**Items listed in a dataset**
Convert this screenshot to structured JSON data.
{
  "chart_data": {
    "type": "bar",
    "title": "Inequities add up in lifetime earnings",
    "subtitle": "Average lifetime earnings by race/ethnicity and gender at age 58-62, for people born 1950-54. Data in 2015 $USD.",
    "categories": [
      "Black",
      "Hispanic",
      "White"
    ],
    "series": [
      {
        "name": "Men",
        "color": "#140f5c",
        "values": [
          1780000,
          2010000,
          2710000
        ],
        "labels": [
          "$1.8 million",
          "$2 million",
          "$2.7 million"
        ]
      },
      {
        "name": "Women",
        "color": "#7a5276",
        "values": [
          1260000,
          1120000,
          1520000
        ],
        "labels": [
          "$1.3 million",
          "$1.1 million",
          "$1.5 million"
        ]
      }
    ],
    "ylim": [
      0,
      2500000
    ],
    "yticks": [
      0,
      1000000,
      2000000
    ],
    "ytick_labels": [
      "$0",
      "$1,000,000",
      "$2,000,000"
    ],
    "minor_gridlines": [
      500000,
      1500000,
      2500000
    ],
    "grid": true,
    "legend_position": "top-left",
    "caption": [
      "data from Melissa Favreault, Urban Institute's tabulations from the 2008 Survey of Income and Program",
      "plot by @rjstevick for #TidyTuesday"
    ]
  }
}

**Problem requirements**
In the entries above, find each line with the word "million" and show it.

**The solution**
          "$1.8 million",
          "$2 million",
          "$2.7 million"
          "$1.3 million",
          "$1.1 million",
          "$1.5 million"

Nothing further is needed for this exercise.